BRIEF: Write out all of the entries exactly, please.

RECORDS SUPPLIED:
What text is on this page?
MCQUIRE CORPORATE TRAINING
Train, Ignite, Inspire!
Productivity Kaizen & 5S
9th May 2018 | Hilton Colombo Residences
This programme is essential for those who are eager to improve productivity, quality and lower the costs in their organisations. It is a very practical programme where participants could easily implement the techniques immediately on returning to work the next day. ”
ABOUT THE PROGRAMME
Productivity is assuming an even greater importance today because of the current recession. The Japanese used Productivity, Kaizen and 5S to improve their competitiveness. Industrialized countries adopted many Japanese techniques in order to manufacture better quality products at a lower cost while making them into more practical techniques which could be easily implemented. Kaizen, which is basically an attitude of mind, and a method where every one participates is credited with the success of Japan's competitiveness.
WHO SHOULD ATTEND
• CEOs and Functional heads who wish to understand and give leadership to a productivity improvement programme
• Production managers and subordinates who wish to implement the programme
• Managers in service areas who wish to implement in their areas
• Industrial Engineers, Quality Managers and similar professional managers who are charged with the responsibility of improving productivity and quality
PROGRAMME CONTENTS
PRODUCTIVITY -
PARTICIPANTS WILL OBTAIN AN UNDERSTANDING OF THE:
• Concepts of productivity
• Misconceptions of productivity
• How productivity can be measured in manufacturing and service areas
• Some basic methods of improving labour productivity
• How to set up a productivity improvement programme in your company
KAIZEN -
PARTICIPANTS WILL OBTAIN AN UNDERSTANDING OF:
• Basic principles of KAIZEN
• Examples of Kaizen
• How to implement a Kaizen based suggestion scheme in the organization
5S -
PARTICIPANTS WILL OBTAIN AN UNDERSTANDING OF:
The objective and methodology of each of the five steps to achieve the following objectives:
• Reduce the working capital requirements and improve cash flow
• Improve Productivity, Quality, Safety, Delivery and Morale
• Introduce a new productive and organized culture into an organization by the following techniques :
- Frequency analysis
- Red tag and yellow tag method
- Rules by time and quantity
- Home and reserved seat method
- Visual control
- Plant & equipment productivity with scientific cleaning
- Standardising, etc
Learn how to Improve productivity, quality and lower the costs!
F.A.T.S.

COMPLETED TASK:
What text is on this page?
MCQUIRE CORPORATE TRAINING
Train, Ignite, Inspire!
Productivity Kaizen & 5S
9th May 2018 | Hilton Colombo Residences
This programme is essential for those who are eager to improve productivity, quality and lower the costs in their organisations. It is a very practical programme where participants could easily implement the techniques immediately on returning to work the next day. ”
ABOUT THE PROGRAMME
Productivity is assuming an even greater importance today because of the current recession. The Japanese used Productivity, Kaizen and 5S to improve their competitiveness. Industrialized countries adopted many Japanese techniques in order to manufacture better quality products at a lower cost while making them into more practical techniques which could be easily implemented. Kaizen, which is basically an attitude of mind, and a method where every one participates is credited with the success of Japan's competitiveness.
WHO SHOULD ATTEND
• CEOs and Functional heads who wish to understand and give leadership to a productivity improvement programme
• Production managers and subordinates who wish to implement the programme
• Managers in service areas who wish to implement in their areas
• Industrial Engineers, Quality Managers and similar professional managers who are charged with the responsibility of improving productivity and quality
PROGRAMME CONTENTS
PRODUCTIVITY -
PARTICIPANTS WILL OBTAIN AN UNDERSTANDING OF THE:
• Concepts of productivity
• Misconceptions of productivity
• How productivity can be measured in manufacturing and service areas
• Some basic methods of improving labour productivity
• How to set up a productivity improvement programme in your company
KAIZEN -
PARTICIPANTS WILL OBTAIN AN UNDERSTANDING OF:
• Basic principles of KAIZEN
• Examples of Kaizen
• How to implement a Kaizen based suggestion scheme in the organization
5S -
PARTICIPANTS WILL OBTAIN AN UNDERSTANDING OF:
The objective and methodology of each of the five steps to achieve the following objectives:
• Reduce the working capital requirements and improve cash flow
• Improve Productivity, Quality, Safety, Delivery and Morale
• Introduce a new productive and organized culture into an organization by the following techniques :
- Frequency analysis
- Red tag and yellow tag method
- Rules by time and quantity
- Home and reserved seat method
- Visual control
- Plant & equipment productivity with scientific cleaning
- Standardising, etc
Learn how to Improve productivity, quality and lower the costs!
F.A.T.S.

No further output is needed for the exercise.